→ What you have to do
List all the lines in these records that hold "Username".

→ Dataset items
• • • •
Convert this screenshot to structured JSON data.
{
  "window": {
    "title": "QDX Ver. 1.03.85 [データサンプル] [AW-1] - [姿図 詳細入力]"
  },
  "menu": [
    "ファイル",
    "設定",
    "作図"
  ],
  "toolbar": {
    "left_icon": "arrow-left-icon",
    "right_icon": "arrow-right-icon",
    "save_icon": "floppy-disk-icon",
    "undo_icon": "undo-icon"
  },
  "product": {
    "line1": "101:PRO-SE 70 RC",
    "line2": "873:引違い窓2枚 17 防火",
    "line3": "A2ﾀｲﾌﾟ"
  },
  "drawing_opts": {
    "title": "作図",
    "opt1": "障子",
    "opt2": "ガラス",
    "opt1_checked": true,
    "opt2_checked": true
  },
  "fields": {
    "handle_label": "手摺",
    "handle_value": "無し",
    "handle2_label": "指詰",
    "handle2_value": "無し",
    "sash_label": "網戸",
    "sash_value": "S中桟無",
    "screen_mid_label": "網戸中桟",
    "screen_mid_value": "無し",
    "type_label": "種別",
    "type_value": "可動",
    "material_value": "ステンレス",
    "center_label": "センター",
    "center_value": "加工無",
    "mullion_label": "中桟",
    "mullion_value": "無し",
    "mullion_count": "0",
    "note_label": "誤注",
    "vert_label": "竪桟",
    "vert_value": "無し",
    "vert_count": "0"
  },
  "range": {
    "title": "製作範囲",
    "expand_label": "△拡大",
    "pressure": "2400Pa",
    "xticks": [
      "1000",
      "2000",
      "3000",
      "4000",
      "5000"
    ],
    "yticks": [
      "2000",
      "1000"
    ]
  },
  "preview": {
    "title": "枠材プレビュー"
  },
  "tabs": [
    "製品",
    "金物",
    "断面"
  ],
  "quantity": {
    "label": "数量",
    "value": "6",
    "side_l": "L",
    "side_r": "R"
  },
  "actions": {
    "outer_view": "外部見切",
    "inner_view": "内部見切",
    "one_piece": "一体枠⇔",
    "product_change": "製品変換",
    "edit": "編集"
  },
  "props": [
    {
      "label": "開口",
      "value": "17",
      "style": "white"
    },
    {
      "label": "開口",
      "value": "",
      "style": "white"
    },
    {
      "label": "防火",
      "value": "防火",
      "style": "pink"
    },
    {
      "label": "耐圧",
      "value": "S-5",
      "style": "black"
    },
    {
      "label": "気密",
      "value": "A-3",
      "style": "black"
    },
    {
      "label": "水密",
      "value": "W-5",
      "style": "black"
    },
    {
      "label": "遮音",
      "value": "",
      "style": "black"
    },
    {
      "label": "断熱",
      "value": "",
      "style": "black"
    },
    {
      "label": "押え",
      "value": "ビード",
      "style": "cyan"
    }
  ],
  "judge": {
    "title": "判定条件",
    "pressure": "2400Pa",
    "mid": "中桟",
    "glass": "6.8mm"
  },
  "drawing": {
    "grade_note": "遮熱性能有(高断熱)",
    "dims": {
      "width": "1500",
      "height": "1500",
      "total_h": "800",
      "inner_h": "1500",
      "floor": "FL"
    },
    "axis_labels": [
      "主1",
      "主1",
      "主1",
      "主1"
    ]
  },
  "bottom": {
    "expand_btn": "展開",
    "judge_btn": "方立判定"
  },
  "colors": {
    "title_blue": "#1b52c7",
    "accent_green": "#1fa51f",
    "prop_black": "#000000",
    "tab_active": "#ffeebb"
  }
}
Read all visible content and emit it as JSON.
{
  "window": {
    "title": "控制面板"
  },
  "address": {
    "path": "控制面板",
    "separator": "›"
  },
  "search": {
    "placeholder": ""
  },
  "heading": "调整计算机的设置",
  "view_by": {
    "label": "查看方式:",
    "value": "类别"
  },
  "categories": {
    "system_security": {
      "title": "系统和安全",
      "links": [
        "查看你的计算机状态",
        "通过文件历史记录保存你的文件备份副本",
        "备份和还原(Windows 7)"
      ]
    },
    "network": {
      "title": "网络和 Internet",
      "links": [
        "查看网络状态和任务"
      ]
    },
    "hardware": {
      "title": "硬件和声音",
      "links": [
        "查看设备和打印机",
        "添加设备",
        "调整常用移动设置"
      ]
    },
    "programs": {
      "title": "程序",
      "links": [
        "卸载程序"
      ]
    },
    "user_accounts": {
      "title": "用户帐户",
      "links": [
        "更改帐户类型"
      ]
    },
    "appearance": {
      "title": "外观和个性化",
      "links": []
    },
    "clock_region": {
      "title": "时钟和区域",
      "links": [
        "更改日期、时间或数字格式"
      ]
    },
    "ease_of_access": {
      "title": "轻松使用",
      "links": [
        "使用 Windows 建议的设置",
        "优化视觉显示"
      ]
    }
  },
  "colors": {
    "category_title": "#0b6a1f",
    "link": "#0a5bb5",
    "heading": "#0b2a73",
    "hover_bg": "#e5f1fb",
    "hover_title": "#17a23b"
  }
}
• • • •
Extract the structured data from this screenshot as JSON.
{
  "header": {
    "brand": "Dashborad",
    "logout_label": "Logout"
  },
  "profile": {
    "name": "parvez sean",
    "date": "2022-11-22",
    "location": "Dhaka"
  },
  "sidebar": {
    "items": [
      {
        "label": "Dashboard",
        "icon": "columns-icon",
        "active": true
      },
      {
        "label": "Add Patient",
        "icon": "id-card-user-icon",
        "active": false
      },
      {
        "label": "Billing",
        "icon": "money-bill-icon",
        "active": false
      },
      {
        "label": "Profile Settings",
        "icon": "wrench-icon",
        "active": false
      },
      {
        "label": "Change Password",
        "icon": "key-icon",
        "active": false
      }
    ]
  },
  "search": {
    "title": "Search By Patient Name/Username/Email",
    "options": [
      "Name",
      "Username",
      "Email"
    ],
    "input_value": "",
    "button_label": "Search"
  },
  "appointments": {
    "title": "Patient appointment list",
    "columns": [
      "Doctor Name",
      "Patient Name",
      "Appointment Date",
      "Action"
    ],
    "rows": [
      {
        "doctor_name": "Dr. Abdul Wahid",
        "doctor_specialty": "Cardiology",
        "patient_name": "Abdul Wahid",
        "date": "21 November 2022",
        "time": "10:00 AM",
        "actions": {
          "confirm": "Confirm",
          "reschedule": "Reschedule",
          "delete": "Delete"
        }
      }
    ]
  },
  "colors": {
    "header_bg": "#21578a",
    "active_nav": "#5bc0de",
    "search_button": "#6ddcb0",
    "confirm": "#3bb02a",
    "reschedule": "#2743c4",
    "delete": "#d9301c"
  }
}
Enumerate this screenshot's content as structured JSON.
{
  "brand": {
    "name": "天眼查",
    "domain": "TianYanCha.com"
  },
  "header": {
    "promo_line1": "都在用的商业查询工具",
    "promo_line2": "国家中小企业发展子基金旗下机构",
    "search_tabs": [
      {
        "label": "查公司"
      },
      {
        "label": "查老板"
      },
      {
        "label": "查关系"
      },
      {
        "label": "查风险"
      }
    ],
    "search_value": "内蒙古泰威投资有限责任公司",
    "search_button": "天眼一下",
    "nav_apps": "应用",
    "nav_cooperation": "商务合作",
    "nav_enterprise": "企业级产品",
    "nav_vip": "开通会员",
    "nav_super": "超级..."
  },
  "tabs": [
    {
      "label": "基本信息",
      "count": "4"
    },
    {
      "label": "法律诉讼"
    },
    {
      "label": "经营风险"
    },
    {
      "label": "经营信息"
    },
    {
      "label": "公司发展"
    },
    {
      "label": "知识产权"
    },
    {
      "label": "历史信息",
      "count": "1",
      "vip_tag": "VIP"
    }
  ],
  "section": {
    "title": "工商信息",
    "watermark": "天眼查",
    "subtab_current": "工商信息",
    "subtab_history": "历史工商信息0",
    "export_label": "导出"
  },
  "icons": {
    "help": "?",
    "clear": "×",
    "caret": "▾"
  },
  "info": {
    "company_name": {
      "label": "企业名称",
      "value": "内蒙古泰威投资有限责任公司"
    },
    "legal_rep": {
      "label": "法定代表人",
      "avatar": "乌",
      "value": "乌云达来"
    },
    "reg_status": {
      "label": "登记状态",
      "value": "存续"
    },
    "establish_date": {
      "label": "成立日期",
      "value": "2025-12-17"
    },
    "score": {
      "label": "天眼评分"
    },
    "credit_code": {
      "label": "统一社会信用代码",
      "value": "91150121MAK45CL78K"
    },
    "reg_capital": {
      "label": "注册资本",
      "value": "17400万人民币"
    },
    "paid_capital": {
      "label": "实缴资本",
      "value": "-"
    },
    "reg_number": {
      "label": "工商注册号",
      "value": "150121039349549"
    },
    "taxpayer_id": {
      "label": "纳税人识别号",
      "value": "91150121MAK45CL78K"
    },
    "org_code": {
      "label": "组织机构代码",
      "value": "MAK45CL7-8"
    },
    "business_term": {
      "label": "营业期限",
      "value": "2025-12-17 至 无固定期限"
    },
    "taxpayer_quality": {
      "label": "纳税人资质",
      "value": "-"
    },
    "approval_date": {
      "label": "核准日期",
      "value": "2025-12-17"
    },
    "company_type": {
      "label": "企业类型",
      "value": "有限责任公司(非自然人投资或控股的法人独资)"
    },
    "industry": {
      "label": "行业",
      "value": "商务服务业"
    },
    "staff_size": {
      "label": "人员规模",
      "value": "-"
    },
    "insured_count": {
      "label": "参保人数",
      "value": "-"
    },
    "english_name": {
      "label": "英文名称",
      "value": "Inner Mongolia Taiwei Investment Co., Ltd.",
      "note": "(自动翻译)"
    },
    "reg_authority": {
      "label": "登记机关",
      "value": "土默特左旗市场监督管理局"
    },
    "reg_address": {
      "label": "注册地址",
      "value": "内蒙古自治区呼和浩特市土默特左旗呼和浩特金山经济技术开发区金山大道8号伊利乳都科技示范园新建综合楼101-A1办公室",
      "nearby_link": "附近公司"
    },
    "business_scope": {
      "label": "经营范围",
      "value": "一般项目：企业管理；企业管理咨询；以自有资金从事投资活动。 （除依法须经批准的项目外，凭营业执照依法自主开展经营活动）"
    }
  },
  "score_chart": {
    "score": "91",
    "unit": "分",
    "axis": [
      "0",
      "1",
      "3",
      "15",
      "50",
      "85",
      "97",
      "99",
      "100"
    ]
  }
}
• • • •
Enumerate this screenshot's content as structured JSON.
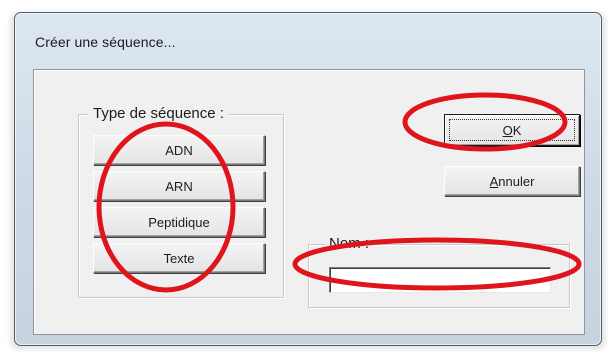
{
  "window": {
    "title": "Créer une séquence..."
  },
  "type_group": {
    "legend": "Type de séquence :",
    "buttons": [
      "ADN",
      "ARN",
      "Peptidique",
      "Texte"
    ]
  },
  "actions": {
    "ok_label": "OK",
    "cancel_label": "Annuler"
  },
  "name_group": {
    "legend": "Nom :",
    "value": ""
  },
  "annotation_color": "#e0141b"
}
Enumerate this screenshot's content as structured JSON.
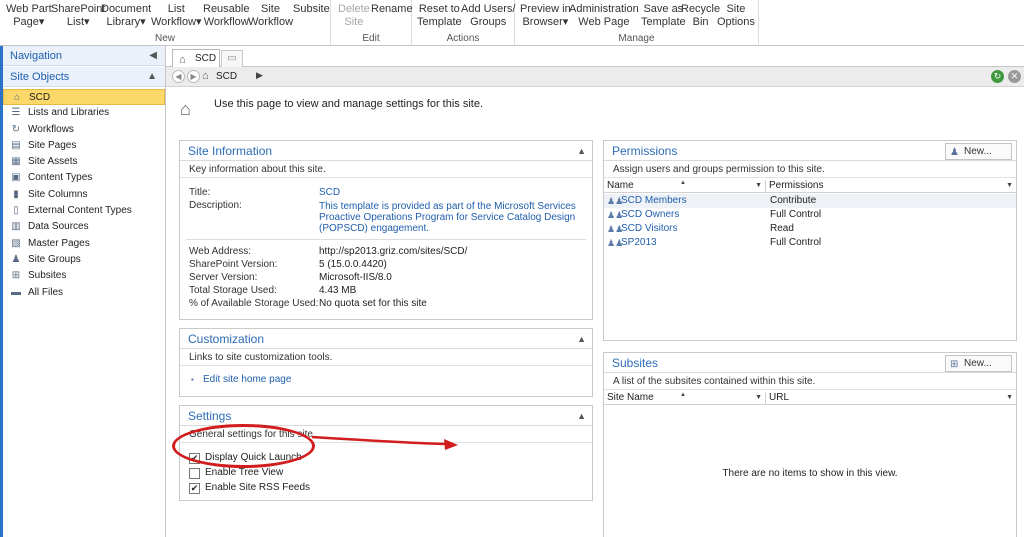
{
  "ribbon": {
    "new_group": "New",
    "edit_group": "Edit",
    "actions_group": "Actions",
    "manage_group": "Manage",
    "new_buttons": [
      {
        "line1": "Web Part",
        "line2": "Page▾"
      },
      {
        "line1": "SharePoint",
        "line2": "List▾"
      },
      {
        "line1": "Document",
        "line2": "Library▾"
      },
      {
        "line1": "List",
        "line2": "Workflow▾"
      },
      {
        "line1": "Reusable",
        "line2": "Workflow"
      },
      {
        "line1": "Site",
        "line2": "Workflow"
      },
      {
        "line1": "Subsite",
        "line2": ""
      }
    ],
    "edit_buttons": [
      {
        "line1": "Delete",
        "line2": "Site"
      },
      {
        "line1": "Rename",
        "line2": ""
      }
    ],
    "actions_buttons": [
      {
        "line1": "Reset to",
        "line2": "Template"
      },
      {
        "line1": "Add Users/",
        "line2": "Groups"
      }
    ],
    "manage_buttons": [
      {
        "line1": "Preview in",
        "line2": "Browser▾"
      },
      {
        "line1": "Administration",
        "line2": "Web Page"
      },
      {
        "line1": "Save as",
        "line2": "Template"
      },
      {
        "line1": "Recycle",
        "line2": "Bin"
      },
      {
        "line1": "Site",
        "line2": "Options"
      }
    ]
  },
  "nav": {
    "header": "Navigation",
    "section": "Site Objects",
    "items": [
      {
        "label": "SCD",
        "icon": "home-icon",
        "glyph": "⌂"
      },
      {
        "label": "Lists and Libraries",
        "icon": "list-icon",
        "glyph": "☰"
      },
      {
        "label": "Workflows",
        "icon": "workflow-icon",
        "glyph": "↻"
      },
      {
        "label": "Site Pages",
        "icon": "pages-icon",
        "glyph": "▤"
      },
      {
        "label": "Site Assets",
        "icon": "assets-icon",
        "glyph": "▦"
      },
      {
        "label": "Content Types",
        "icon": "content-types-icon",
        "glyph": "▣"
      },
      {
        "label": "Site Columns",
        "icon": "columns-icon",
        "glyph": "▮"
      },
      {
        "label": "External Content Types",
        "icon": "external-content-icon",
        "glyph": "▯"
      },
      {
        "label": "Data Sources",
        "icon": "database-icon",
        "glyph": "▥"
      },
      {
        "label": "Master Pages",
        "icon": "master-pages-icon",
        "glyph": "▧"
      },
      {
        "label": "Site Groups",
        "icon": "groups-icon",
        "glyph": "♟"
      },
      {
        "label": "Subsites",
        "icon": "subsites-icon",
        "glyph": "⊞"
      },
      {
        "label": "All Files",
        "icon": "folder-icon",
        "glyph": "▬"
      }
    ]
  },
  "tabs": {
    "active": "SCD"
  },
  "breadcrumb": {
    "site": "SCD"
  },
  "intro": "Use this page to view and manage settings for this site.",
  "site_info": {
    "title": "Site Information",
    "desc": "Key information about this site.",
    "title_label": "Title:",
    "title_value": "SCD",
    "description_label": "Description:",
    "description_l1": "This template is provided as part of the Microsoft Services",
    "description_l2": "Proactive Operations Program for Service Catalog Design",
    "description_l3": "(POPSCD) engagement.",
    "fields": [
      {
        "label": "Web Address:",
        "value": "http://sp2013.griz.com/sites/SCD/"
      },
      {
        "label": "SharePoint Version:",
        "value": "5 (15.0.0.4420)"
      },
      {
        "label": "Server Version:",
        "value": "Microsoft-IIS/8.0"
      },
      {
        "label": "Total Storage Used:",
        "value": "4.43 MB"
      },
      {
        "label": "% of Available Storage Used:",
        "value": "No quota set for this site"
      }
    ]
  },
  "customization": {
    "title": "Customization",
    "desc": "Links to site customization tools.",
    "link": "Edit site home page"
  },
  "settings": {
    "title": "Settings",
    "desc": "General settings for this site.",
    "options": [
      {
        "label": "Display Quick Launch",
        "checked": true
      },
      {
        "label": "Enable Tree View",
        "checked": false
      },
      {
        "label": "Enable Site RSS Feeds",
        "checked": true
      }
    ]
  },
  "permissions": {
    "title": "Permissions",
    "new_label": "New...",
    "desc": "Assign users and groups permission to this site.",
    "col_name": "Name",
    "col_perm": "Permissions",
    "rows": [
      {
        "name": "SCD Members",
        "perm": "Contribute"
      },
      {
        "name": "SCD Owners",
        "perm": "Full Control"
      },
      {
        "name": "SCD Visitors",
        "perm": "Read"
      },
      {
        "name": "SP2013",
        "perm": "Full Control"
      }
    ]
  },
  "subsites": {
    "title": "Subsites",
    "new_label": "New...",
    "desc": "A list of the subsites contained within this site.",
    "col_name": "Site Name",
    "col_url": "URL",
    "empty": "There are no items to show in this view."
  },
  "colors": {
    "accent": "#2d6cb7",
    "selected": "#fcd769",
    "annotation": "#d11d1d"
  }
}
• • • •
→ In response
    "title": "Search By Patient Name/Username/Email",
      "Username",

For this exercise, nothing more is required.